Suppose that G is a Lie group that admits a decomposition by Lie subgroups $B,S\subset G$, $G=BS$. The Lie algebra $\mathfrak{g}$ then admits a corresponding direct sum decomposition $\mathfrak{g}=\mathfrak{b}+\mathfrak{s}$ by Lie subalgebras. Likewise, the dual space to $\mathfrak{g}$ admits the direct sum decomposition ${\mathfrak{g}}^{\ast }={\mathfrak{b}}^{\ast }+{\mathfrak{s}}^{\ast }$. The Scovel–Weinstein map $\mathrm{\Gamma }:(B\times {\mathfrak{b}}^{\ast })\times {\mathfrak{s}}^{\ast }\to {\mathfrak{g}}^{\ast }$ is given by

$$\begin{array}{c}\hfill \mathrm{\Gamma }(b,b^{\ast },s^{\ast })={\text{Ad}}_b^{\ast }(b^{\ast }+s^{\ast }).\end{array}$$

Here ${\text{Ad}}_g^{\ast }={({\text{Ad}}_{g^{-1}})}^{\ast }$ denotes the (left) coadjoint action of G on ${\mathfrak{g}}^{\ast }$. Let ${\{·,·\}}_{T^{\ast }B}$ denote the Poisson bracket on $B\times {\mathfrak{b}}^{\ast }$ given by pulling back the canonical Poisson bracket on $T^{\ast }B$ along the left trivialization map. Let ${\{·,·\}}_{{\mathfrak{s}}^{\ast }}$ denote the Lie–Poisson bracket on ${\mathfrak{s}}^{\ast }$. Finally, let ${\{·,·\}}_{{\mathfrak{g}}^{\ast }}$ denote the Lie–Poisson bracket on ${\mathfrak{g}}^{\ast }$. The central result due to Scovel–Weinstein is the following. When $(B\times {\mathfrak{b}}^{\ast })\times {\mathfrak{s}}^{\ast }$ is equipped with the evident product Poisson manifold structure, the Scovel–Weinstein map $\mathrm{\Gamma }$ is a Poisson map. In other words, the direct product Poisson bracket is compatible with the Lie–Poisson bracket on $\mathfrak{g}$ according to

$$\begin{array}{c}\hfill {\{{\mathrm{\Gamma }}^{\ast }f,{\mathrm{\Gamma }}^{\ast }g\}}_{T^{\ast }B}+{\{{\mathrm{\Gamma }}^{\ast }f,{\mathrm{\Gamma }}^{\ast }g\}}_{{\mathfrak{s}}^{\ast }}={\mathrm{\Gamma }}^{\ast }{\{f,g\}}_{{\mathfrak{g}}^{\ast }},f,g\in C({\mathfrak{g}}^{\ast }).\end{array}$$

Note that the space $(B\times {\mathfrak{b}}^{\ast })\times {\mathfrak{s}}^{\ast }$ is larger that ${\mathfrak{g}}^{\ast }$ by the factor B. This extra variable b is the price paid for “untangling” the Lie–Poisson structure on ${\mathfrak{g}}^{\ast }$ in terms of standard Poisson structures associated with ${\mathfrak{b}}^{\ast }$ and ${\mathfrak{s}}^{\ast }$. Scovel–Weinstein advocate the following interpretation of $\mathrm{\Gamma }$ and its source and target spaces. In the space $(B\times {\mathfrak{b}}^{\ast })\times {\mathfrak{s}}^{\ast }$ the factor ${\mathfrak{g}}_0^{\ast }={\mathfrak{b}}^{\ast }\times {\mathfrak{s}}^{\ast }$ represents a “reference” copy of ${\mathfrak{g}}^{\ast }$ sitting at the identity e in the group B. The mapping $\mathrm{\Gamma }$ advects the reference space ${\mathfrak{g}}_0^{\ast }$ from e to b.
****************************************
(TASKS TO COMPLETE)
(1) Name each Poisson bracket that the passage on the Scovel–Weinstein map defines, and state the space it lives on.
(2) In one to three sentences, please explain why the passage on the Scovel–Weinstein map accepts a source space that is larger than $\mathfrak{g}^*$ by the factor $B$.
(3) Carry on with the passage about the Scovel–Weinstein map from the point where it stops.

(Portion of a data file)
****************************************
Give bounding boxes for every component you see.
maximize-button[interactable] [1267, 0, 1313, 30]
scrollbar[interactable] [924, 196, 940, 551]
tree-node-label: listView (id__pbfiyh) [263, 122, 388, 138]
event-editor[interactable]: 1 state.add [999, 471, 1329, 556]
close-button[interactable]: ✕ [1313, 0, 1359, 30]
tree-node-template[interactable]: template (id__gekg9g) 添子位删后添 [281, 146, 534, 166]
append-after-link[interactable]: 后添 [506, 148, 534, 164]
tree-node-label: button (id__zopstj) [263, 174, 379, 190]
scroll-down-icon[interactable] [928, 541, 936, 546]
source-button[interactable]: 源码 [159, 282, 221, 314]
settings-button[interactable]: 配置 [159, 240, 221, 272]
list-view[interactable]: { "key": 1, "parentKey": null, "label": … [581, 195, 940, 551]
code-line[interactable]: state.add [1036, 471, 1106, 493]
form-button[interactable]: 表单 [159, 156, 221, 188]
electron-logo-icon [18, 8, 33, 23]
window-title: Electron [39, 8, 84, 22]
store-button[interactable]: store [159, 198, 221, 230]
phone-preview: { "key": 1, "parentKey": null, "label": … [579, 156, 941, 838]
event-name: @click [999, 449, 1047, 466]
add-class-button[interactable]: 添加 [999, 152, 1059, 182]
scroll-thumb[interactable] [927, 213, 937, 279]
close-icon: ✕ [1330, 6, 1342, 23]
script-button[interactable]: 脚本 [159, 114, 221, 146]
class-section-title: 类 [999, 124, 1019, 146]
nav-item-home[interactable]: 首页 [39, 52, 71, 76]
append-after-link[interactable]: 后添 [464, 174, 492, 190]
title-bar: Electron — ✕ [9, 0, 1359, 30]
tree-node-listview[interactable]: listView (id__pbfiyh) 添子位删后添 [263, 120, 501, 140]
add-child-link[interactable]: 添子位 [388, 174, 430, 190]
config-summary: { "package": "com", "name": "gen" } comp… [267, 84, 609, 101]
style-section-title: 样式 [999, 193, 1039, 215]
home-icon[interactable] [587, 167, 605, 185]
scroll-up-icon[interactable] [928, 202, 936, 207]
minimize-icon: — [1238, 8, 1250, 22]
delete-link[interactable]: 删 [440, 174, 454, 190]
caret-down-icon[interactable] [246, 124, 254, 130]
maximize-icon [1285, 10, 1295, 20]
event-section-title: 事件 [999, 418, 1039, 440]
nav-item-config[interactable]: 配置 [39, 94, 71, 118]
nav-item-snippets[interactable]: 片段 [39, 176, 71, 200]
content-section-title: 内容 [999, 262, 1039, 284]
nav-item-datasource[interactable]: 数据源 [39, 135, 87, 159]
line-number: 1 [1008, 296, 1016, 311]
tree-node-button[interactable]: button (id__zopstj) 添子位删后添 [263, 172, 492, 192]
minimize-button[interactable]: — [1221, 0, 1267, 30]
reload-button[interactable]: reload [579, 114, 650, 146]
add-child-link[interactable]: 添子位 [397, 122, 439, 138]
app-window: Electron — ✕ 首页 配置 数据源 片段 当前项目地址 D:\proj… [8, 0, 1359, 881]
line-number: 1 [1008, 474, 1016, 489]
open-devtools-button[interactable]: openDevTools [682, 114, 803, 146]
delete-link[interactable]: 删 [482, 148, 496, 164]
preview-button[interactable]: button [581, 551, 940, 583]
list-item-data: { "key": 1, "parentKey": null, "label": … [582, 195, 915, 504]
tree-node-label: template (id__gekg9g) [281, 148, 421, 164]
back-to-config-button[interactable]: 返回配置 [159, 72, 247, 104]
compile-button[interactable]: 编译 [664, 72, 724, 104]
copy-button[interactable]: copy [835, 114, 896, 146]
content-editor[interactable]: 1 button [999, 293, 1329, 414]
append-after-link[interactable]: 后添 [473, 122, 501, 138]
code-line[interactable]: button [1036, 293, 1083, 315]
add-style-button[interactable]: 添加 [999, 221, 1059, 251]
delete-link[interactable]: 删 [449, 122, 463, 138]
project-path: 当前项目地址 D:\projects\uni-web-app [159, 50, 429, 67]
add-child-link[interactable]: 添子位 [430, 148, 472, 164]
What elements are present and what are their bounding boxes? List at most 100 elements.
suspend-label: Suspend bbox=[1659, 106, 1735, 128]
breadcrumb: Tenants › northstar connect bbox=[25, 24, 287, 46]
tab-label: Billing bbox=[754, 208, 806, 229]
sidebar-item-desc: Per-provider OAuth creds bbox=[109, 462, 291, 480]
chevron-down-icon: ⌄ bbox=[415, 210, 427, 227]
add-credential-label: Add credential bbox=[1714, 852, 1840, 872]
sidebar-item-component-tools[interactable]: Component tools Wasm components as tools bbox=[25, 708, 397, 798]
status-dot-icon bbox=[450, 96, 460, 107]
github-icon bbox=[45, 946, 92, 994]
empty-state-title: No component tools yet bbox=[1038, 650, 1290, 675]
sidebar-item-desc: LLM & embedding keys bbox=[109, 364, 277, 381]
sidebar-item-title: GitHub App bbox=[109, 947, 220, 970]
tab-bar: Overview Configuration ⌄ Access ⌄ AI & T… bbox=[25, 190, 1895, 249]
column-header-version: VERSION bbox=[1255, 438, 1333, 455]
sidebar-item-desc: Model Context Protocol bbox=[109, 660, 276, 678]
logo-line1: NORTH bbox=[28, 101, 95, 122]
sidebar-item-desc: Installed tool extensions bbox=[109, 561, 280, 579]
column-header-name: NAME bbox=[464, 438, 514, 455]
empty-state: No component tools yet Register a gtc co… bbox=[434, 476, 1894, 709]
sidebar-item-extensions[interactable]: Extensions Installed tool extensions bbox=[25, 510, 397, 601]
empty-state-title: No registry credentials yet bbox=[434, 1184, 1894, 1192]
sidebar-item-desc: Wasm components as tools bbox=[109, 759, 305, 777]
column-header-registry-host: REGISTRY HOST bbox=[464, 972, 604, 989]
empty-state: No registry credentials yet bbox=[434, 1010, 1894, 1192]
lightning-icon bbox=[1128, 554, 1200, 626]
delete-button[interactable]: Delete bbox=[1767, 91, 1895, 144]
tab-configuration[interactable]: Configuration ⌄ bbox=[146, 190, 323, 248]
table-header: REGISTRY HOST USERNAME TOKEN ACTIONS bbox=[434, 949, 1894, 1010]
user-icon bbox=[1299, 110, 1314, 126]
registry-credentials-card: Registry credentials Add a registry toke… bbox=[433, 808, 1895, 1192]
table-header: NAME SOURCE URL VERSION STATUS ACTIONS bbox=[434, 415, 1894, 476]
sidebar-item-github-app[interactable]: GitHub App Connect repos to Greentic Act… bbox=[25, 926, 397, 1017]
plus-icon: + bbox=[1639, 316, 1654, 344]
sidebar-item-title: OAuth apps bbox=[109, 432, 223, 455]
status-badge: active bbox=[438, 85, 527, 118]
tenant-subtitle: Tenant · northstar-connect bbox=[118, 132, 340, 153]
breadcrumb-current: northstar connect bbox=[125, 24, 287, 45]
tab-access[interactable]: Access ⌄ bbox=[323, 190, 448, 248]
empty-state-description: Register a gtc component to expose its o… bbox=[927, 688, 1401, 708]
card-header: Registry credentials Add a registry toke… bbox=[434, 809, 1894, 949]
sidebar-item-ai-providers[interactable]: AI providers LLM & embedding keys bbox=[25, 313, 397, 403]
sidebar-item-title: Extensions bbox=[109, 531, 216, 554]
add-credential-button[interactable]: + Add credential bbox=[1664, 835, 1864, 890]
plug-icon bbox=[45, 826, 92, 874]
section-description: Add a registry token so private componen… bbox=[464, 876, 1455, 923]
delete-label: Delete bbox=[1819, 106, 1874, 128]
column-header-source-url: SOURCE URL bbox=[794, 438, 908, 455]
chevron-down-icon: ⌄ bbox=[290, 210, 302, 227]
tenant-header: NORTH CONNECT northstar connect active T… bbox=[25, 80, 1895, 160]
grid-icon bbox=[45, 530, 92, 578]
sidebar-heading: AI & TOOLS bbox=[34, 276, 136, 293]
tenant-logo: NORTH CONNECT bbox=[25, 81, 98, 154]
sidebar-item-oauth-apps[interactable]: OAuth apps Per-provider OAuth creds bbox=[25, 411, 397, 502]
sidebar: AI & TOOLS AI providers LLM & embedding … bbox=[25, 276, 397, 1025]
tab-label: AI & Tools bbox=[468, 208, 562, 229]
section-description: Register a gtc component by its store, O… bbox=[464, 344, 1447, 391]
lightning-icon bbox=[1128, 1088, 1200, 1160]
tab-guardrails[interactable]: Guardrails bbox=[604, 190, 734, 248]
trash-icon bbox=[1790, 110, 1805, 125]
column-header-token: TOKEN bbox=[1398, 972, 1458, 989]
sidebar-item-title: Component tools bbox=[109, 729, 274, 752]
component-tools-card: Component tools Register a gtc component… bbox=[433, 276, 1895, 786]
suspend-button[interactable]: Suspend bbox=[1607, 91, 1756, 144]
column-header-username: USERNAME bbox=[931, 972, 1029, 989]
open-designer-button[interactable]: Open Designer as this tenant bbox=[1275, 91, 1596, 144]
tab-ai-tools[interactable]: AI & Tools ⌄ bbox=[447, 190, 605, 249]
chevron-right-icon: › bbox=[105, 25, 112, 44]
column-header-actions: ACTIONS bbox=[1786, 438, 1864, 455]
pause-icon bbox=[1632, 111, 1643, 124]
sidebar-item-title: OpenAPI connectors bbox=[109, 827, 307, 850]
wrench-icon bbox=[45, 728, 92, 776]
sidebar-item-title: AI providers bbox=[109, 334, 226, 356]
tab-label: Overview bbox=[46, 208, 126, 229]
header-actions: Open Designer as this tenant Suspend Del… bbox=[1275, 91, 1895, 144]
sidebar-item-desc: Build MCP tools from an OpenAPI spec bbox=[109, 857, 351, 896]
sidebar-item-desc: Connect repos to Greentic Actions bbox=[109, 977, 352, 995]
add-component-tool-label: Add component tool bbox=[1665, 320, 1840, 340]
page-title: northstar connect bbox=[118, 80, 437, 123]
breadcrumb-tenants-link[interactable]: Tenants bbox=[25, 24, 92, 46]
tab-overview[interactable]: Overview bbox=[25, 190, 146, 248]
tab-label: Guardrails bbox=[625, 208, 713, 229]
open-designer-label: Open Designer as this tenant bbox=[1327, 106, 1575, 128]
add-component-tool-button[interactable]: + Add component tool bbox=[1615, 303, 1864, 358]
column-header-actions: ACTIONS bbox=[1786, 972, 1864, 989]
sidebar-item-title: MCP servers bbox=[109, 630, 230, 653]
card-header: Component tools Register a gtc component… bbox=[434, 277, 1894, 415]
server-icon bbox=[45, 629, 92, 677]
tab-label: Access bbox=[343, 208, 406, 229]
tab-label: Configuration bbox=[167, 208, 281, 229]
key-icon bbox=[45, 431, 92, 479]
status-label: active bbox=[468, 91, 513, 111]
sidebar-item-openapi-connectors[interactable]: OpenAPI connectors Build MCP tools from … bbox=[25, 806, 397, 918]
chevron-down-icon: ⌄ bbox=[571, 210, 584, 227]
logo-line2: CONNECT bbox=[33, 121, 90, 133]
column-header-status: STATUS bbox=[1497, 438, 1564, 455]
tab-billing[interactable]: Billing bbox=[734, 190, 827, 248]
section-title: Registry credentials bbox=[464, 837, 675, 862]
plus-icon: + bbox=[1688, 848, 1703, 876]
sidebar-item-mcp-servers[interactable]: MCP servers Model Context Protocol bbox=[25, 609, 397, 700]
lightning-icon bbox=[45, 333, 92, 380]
****************************************
(ANSWERS TO THE EXERCISE)
(1)
- A bracket on $B\times\mathfrak{b}^*$, obtained by pulling back the canonical Poisson bracket on $T^*B$ along the left trivialization map.
- The Lie–Poisson bracket on $\mathfrak{s}^*$.
- The Lie–Poisson bracket on $\mathfrak{g}^*$.

(2) The extra variable $b$ is the price paid for "untangling" the Lie–Poisson structure on $\mathfrak{g}^*$. In exchange, that structure can be expressed through standard Poisson structures associated with $\mathfrak{b}^*$ and $\mathfrak{s}^*$.

(3)
This advection interpretation warrants further elaboration. Along a solution of the Vlasov–Poisson system, the distribution function f(q, p) is advected by canonical transformations that prescribe the motion of individual particles in phase space. These canonical transformations naturally reside with the contactomorphism group G. The Scovel–Weinstein map $\mathrm{\Gamma }$ may therefore be interpreted as a general way of identifying special system motions advected by a subgroup $B\subset G$.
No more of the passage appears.